• [Data for this exercise]
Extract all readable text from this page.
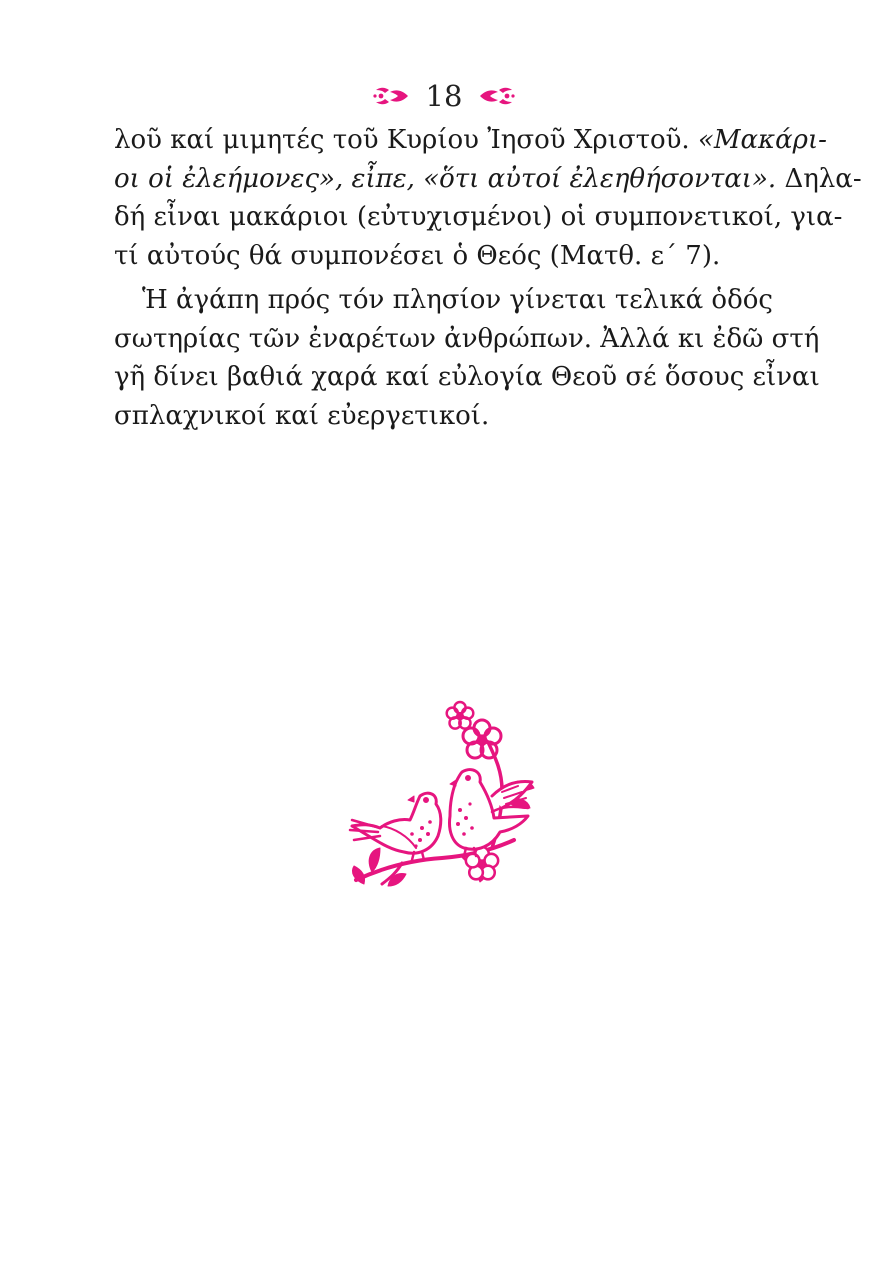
18
λοῦ καί μιμητές τοῦ Κυρίου Ἰησοῦ Χριστοῦ. «Μακάρι-
οι οἱ ἐλεήμονες», εἶπε, «ὅτι αὐτοί ἐλεηθήσονται». Δηλα-
δή εἶναι μακάριοι (εὐτυχισμένοι) οἱ συμπονετικοί, για-
τί αὐτούς θά συμπονέσει ὁ Θεός (Ματθ. ε΄ 7).
Ἡ ἀγάπη πρός τόν πλησίον γίνεται τελικά ὁδός
σωτηρίας τῶν ἐναρέτων ἀνθρώπων. Ἀλλά κι ἐδῶ στή
γῆ δίνει βαθιά χαρά καί εὐλογία Θεοῦ σέ ὅσους εἶναι
σπλαχνικοί καί εὐεργετικοί.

• [What is asked] Write the full listing out again with every line unchanged, but include no pictures.

• [Solution to this task]
Extract all readable text from this page.
18
λοῦ καί μιμητές τοῦ Κυρίου Ἰησοῦ Χριστοῦ. «Μακάρι-
οι οἱ ἐλεήμονες», εἶπε, «ὅτι αὐτοί ἐλεηθήσονται». Δηλα-
δή εἶναι μακάριοι (εὐτυχισμένοι) οἱ συμπονετικοί, για-
τί αὐτούς θά συμπονέσει ὁ Θεός (Ματθ. ε΄ 7).
Ἡ ἀγάπη πρός τόν πλησίον γίνεται τελικά ὁδός
σωτηρίας τῶν ἐναρέτων ἀνθρώπων. Ἀλλά κι ἐδῶ στή
γῆ δίνει βαθιά χαρά καί εὐλογία Θεοῦ σέ ὅσους εἶναι
σπλαχνικοί καί εὐεργετικοί.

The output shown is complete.